PROBLEM TO WORK ON: Quote all of the data exactly as given. Skip every picture it contains.

Excerpts from a figure dataset
⟨

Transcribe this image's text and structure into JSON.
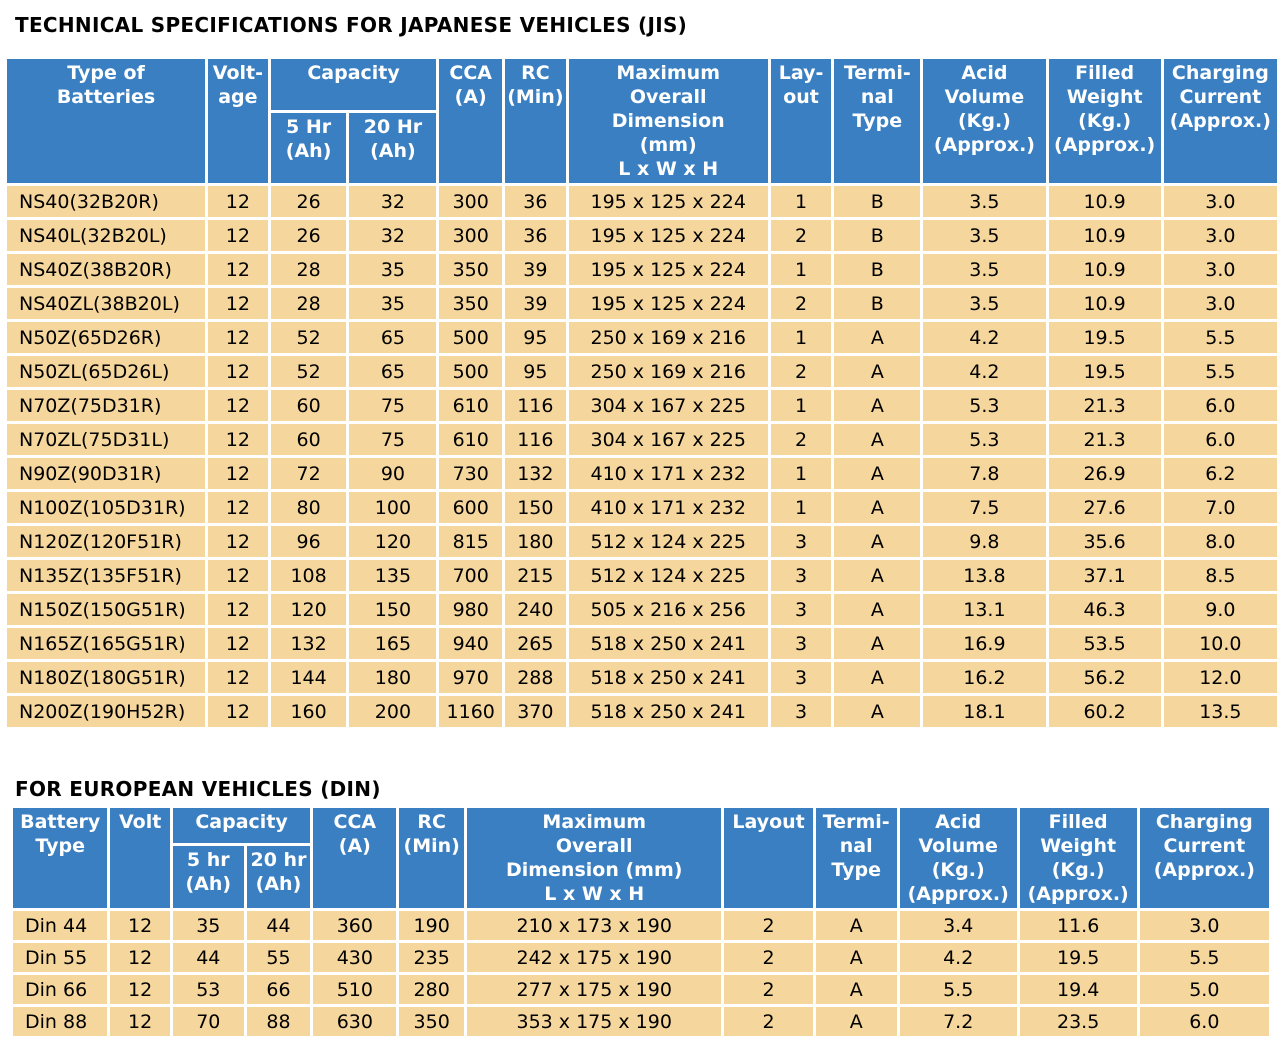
{
  "jis": {
    "title": "TECHNICAL SPECIFICATIONS FOR JAPANESE VEHICLES (JIS)",
    "headers": {
      "type": "Type of\nBatteries",
      "voltage": "Volt-\nage",
      "capacity": "Capacity",
      "hr5": "5 Hr\n(Ah)",
      "hr20": "20 Hr\n(Ah)",
      "cca": "CCA\n(A)",
      "rc": "RC\n(Min)",
      "dimension": "Maximum\nOverall\nDimension\n(mm)\nL x W x H",
      "layout": "Lay-\nout",
      "terminal": "Termi-\nnal\nType",
      "acid": "Acid\nVolume\n(Kg.)\n(Approx.)",
      "weight": "Filled\nWeight\n(Kg.)\n(Approx.)",
      "charging": "Charging\nCurrent\n(Approx.)"
    },
    "rows": [
      [
        "NS40(32B20R)",
        "12",
        "26",
        "32",
        "300",
        "36",
        "195 x 125 x 224",
        "1",
        "B",
        "3.5",
        "10.9",
        "3.0"
      ],
      [
        "NS40L(32B20L)",
        "12",
        "26",
        "32",
        "300",
        "36",
        "195 x 125 x 224",
        "2",
        "B",
        "3.5",
        "10.9",
        "3.0"
      ],
      [
        "NS40Z(38B20R)",
        "12",
        "28",
        "35",
        "350",
        "39",
        "195 x 125 x 224",
        "1",
        "B",
        "3.5",
        "10.9",
        "3.0"
      ],
      [
        "NS40ZL(38B20L)",
        "12",
        "28",
        "35",
        "350",
        "39",
        "195 x 125 x 224",
        "2",
        "B",
        "3.5",
        "10.9",
        "3.0"
      ],
      [
        "N50Z(65D26R)",
        "12",
        "52",
        "65",
        "500",
        "95",
        "250 x 169 x 216",
        "1",
        "A",
        "4.2",
        "19.5",
        "5.5"
      ],
      [
        "N50ZL(65D26L)",
        "12",
        "52",
        "65",
        "500",
        "95",
        "250 x 169 x 216",
        "2",
        "A",
        "4.2",
        "19.5",
        "5.5"
      ],
      [
        "N70Z(75D31R)",
        "12",
        "60",
        "75",
        "610",
        "116",
        "304 x 167 x 225",
        "1",
        "A",
        "5.3",
        "21.3",
        "6.0"
      ],
      [
        "N70ZL(75D31L)",
        "12",
        "60",
        "75",
        "610",
        "116",
        "304 x 167 x 225",
        "2",
        "A",
        "5.3",
        "21.3",
        "6.0"
      ],
      [
        "N90Z(90D31R)",
        "12",
        "72",
        "90",
        "730",
        "132",
        "410 x 171 x 232",
        "1",
        "A",
        "7.8",
        "26.9",
        "6.2"
      ],
      [
        "N100Z(105D31R)",
        "12",
        "80",
        "100",
        "600",
        "150",
        "410 x 171 x 232",
        "1",
        "A",
        "7.5",
        "27.6",
        "7.0"
      ],
      [
        "N120Z(120F51R)",
        "12",
        "96",
        "120",
        "815",
        "180",
        "512 x 124 x 225",
        "3",
        "A",
        "9.8",
        "35.6",
        "8.0"
      ],
      [
        "N135Z(135F51R)",
        "12",
        "108",
        "135",
        "700",
        "215",
        "512 x 124 x 225",
        "3",
        "A",
        "13.8",
        "37.1",
        "8.5"
      ],
      [
        "N150Z(150G51R)",
        "12",
        "120",
        "150",
        "980",
        "240",
        "505 x 216 x 256",
        "3",
        "A",
        "13.1",
        "46.3",
        "9.0"
      ],
      [
        "N165Z(165G51R)",
        "12",
        "132",
        "165",
        "940",
        "265",
        "518 x 250 x 241",
        "3",
        "A",
        "16.9",
        "53.5",
        "10.0"
      ],
      [
        "N180Z(180G51R)",
        "12",
        "144",
        "180",
        "970",
        "288",
        "518 x 250 x 241",
        "3",
        "A",
        "16.2",
        "56.2",
        "12.0"
      ],
      [
        "N200Z(190H52R)",
        "12",
        "160",
        "200",
        "1160",
        "370",
        "518 x 250 x 241",
        "3",
        "A",
        "18.1",
        "60.2",
        "13.5"
      ]
    ]
  },
  "din": {
    "title": "FOR EUROPEAN VEHICLES (DIN)",
    "headers": {
      "type": "Battery\nType",
      "voltage": "Volt",
      "capacity": "Capacity",
      "hr5": "5 hr\n(Ah)",
      "hr20": "20 hr\n(Ah)",
      "cca": "CCA\n(A)",
      "rc": "RC\n(Min)",
      "dimension": "Maximum\nOverall\nDimension (mm)\nL x W x H",
      "layout": "Layout",
      "terminal": "Termi-\nnal\nType",
      "acid": "Acid\nVolume\n(Kg.)\n(Approx.)",
      "weight": "Filled\nWeight\n(Kg.)\n(Approx.)",
      "charging": "Charging\nCurrent\n(Approx.)"
    },
    "rows": [
      [
        "Din 44",
        "12",
        "35",
        "44",
        "360",
        "190",
        "210 x 173 x 190",
        "2",
        "A",
        "3.4",
        "11.6",
        "3.0"
      ],
      [
        "Din 55",
        "12",
        "44",
        "55",
        "430",
        "235",
        "242 x 175 x 190",
        "2",
        "A",
        "4.2",
        "19.5",
        "5.5"
      ],
      [
        "Din 66",
        "12",
        "53",
        "66",
        "510",
        "280",
        "277 x 175 x 190",
        "2",
        "A",
        "5.5",
        "19.4",
        "5.0"
      ],
      [
        "Din 88",
        "12",
        "70",
        "88",
        "630",
        "350",
        "353 x 175 x 190",
        "2",
        "A",
        "7.2",
        "23.5",
        "6.0"
      ]
    ]
  }
}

⟩

FINISHED TASK:
Transcribe this image's text and structure into JSON.
{
  "jis": {
    "title": "TECHNICAL SPECIFICATIONS FOR JAPANESE VEHICLES (JIS)",
    "headers": {
      "type": "Type of\nBatteries",
      "voltage": "Volt-\nage",
      "capacity": "Capacity",
      "hr5": "5 Hr\n(Ah)",
      "hr20": "20 Hr\n(Ah)",
      "cca": "CCA\n(A)",
      "rc": "RC\n(Min)",
      "dimension": "Maximum\nOverall\nDimension\n(mm)\nL x W x H",
      "layout": "Lay-\nout",
      "terminal": "Termi-\nnal\nType",
      "acid": "Acid\nVolume\n(Kg.)\n(Approx.)",
      "weight": "Filled\nWeight\n(Kg.)\n(Approx.)",
      "charging": "Charging\nCurrent\n(Approx.)"
    },
    "rows": [
      [
        "NS40(32B20R)",
        "12",
        "26",
        "32",
        "300",
        "36",
        "195 x 125 x 224",
        "1",
        "B",
        "3.5",
        "10.9",
        "3.0"
      ],
      [
        "NS40L(32B20L)",
        "12",
        "26",
        "32",
        "300",
        "36",
        "195 x 125 x 224",
        "2",
        "B",
        "3.5",
        "10.9",
        "3.0"
      ],
      [
        "NS40Z(38B20R)",
        "12",
        "28",
        "35",
        "350",
        "39",
        "195 x 125 x 224",
        "1",
        "B",
        "3.5",
        "10.9",
        "3.0"
      ],
      [
        "NS40ZL(38B20L)",
        "12",
        "28",
        "35",
        "350",
        "39",
        "195 x 125 x 224",
        "2",
        "B",
        "3.5",
        "10.9",
        "3.0"
      ],
      [
        "N50Z(65D26R)",
        "12",
        "52",
        "65",
        "500",
        "95",
        "250 x 169 x 216",
        "1",
        "A",
        "4.2",
        "19.5",
        "5.5"
      ],
      [
        "N50ZL(65D26L)",
        "12",
        "52",
        "65",
        "500",
        "95",
        "250 x 169 x 216",
        "2",
        "A",
        "4.2",
        "19.5",
        "5.5"
      ],
      [
        "N70Z(75D31R)",
        "12",
        "60",
        "75",
        "610",
        "116",
        "304 x 167 x 225",
        "1",
        "A",
        "5.3",
        "21.3",
        "6.0"
      ],
      [
        "N70ZL(75D31L)",
        "12",
        "60",
        "75",
        "610",
        "116",
        "304 x 167 x 225",
        "2",
        "A",
        "5.3",
        "21.3",
        "6.0"
      ],
      [
        "N90Z(90D31R)",
        "12",
        "72",
        "90",
        "730",
        "132",
        "410 x 171 x 232",
        "1",
        "A",
        "7.8",
        "26.9",
        "6.2"
      ],
      [
        "N100Z(105D31R)",
        "12",
        "80",
        "100",
        "600",
        "150",
        "410 x 171 x 232",
        "1",
        "A",
        "7.5",
        "27.6",
        "7.0"
      ],
      [
        "N120Z(120F51R)",
        "12",
        "96",
        "120",
        "815",
        "180",
        "512 x 124 x 225",
        "3",
        "A",
        "9.8",
        "35.6",
        "8.0"
      ],
      [
        "N135Z(135F51R)",
        "12",
        "108",
        "135",
        "700",
        "215",
        "512 x 124 x 225",
        "3",
        "A",
        "13.8",
        "37.1",
        "8.5"
      ],
      [
        "N150Z(150G51R)",
        "12",
        "120",
        "150",
        "980",
        "240",
        "505 x 216 x 256",
        "3",
        "A",
        "13.1",
        "46.3",
        "9.0"
      ],
      [
        "N165Z(165G51R)",
        "12",
        "132",
        "165",
        "940",
        "265",
        "518 x 250 x 241",
        "3",
        "A",
        "16.9",
        "53.5",
        "10.0"
      ],
      [
        "N180Z(180G51R)",
        "12",
        "144",
        "180",
        "970",
        "288",
        "518 x 250 x 241",
        "3",
        "A",
        "16.2",
        "56.2",
        "12.0"
      ],
      [
        "N200Z(190H52R)",
        "12",
        "160",
        "200",
        "1160",
        "370",
        "518 x 250 x 241",
        "3",
        "A",
        "18.1",
        "60.2",
        "13.5"
      ]
    ]
  },
  "din": {
    "title": "FOR EUROPEAN VEHICLES (DIN)",
    "headers": {
      "type": "Battery\nType",
      "voltage": "Volt",
      "capacity": "Capacity",
      "hr5": "5 hr\n(Ah)",
      "hr20": "20 hr\n(Ah)",
      "cca": "CCA\n(A)",
      "rc": "RC\n(Min)",
      "dimension": "Maximum\nOverall\nDimension (mm)\nL x W x H",
      "layout": "Layout",
      "terminal": "Termi-\nnal\nType",
      "acid": "Acid\nVolume\n(Kg.)\n(Approx.)",
      "weight": "Filled\nWeight\n(Kg.)\n(Approx.)",
      "charging": "Charging\nCurrent\n(Approx.)"
    },
    "rows": [
      [
        "Din 44",
        "12",
        "35",
        "44",
        "360",
        "190",
        "210 x 173 x 190",
        "2",
        "A",
        "3.4",
        "11.6",
        "3.0"
      ],
      [
        "Din 55",
        "12",
        "44",
        "55",
        "430",
        "235",
        "242 x 175 x 190",
        "2",
        "A",
        "4.2",
        "19.5",
        "5.5"
      ],
      [
        "Din 66",
        "12",
        "53",
        "66",
        "510",
        "280",
        "277 x 175 x 190",
        "2",
        "A",
        "5.5",
        "19.4",
        "5.0"
      ],
      [
        "Din 88",
        "12",
        "70",
        "88",
        "630",
        "350",
        "353 x 175 x 190",
        "2",
        "A",
        "7.2",
        "23.5",
        "6.0"
      ]
    ]
  }
}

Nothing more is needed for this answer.